# Hmmm...what do you make of this...



## Booty-licious (Nov 8, 2001)

I called A Plan today for a quote on my car, now it's been modified with a supercharger and a considerable increase of power.

First of all they asked whether it were a GTR or GTS-t....I said neither....it's a GTS (was an N/A)....this confused them although I've been insured with them for the last two years.

He comes back with a quote of £498...now that's a great price, sure....but I asked him to double check. The last thing I want is an accident and they don't pay out because they didn't/don't recognise a GTS N/A. My renewal was £442......okay a very small increase....but should I be wary of this?

I did explain to them my concerns and they said this is the price they came up with....

Should I be concerned or not?

Booty


----------



## jimfortune (Sep 9, 2005)

RECORD LIST:
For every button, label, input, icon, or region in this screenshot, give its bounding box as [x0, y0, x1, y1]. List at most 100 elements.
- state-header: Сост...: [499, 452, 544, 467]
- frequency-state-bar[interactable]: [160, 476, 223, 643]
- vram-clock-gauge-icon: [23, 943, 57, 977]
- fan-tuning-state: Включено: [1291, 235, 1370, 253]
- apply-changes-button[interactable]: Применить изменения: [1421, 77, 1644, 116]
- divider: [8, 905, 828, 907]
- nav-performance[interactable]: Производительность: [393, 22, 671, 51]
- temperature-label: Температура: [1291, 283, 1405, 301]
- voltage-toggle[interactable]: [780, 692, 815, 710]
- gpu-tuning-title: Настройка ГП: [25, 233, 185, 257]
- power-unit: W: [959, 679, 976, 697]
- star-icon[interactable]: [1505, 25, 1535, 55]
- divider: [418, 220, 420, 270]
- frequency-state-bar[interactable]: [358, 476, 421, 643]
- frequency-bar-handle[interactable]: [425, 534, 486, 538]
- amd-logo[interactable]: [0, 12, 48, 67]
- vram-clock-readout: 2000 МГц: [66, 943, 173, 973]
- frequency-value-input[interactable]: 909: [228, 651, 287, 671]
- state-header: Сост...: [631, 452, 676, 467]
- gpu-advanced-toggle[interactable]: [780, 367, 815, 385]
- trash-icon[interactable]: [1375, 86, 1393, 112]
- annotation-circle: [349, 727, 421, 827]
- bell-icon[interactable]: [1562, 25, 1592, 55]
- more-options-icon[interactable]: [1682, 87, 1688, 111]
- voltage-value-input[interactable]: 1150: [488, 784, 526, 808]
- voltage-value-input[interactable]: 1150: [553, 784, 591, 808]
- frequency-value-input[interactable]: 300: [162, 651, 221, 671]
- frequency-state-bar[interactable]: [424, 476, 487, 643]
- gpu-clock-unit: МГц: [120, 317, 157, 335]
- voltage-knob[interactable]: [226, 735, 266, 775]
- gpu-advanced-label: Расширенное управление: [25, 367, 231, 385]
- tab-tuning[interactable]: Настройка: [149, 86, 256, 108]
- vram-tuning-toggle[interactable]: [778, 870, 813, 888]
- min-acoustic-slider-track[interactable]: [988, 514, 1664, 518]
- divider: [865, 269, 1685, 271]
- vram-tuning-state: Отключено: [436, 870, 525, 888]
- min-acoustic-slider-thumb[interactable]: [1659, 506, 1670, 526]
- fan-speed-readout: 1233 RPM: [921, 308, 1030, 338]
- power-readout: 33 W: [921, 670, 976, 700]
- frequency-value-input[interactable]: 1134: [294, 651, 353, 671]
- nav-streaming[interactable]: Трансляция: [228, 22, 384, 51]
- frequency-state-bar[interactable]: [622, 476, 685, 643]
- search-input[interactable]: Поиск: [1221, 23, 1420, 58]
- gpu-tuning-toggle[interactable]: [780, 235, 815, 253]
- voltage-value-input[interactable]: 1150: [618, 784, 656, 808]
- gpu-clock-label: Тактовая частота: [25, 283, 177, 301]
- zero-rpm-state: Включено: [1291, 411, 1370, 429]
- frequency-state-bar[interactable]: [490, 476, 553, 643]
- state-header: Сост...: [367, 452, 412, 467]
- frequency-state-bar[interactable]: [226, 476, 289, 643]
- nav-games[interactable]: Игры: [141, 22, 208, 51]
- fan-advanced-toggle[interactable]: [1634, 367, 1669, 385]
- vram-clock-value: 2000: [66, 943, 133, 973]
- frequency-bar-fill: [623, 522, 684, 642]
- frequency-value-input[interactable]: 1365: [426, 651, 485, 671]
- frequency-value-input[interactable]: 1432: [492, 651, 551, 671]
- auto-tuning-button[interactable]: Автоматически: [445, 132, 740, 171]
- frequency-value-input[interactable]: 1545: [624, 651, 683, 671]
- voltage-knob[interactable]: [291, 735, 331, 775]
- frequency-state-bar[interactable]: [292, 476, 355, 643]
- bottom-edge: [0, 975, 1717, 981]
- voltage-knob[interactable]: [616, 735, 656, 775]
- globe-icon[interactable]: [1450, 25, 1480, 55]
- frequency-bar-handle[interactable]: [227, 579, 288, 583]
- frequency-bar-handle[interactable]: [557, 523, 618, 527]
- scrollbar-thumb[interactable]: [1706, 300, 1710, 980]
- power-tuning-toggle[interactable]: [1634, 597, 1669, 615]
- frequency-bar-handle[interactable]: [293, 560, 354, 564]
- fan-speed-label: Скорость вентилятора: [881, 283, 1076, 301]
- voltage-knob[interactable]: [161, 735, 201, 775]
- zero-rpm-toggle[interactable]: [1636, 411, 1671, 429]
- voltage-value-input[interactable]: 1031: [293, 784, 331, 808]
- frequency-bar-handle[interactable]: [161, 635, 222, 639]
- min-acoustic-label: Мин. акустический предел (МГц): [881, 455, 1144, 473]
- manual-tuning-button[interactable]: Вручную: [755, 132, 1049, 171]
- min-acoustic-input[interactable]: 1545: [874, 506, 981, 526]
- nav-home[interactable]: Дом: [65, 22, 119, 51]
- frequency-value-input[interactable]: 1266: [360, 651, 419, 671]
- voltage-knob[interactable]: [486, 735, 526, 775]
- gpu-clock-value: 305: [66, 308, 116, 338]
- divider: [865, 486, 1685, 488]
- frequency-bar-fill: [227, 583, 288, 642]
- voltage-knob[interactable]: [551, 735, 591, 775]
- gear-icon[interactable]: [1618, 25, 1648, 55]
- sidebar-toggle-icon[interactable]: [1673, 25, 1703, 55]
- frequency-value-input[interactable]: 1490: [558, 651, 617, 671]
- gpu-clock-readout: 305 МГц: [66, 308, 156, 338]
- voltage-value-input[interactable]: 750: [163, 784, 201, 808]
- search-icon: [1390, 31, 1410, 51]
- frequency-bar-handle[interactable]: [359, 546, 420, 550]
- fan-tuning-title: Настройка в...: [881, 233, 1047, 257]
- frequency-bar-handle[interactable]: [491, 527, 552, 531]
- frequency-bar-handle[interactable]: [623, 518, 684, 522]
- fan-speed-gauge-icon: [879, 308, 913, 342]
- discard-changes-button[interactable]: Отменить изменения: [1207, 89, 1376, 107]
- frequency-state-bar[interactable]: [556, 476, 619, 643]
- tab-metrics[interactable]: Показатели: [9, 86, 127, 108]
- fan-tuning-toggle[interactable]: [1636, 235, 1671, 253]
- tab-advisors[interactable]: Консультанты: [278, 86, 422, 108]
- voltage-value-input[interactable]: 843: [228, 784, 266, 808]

GIVEN REQUEST A: Edit the forum post, starting at "# Hmmm...what do" and ending at "came up with....", so that "supercharger" is replaced with "turbocharger".
GIVEN REQUEST B: List every model designation beginning with "GT" that appears in the forum post.
Use only the forum post for this.

RESPONSE A:
# Hmmm...what do you make of this...



## Booty-licious (Nov 8, 2001)

I called A Plan today for a quote on my car, now it's been modified with a turbocharger and a considerable increase of power.

First of all they asked whether it were a GTR or GTS-t....I said neither....it's a GTS (was an N/A)....this confused them although I've been insured with them for the last two years.

He comes back with a quote of £498...now that's a great price, sure....but I asked him to double check. The last thing I want is an accident and they don't pay out because they didn't/don't recognise a GTS N/A. My renewal was £442......okay a very small increase....but should I be wary of this?

I did explain to them my concerns and they said this is the price they came up with....

RESPONSE B: GTR, GTS-t, GTS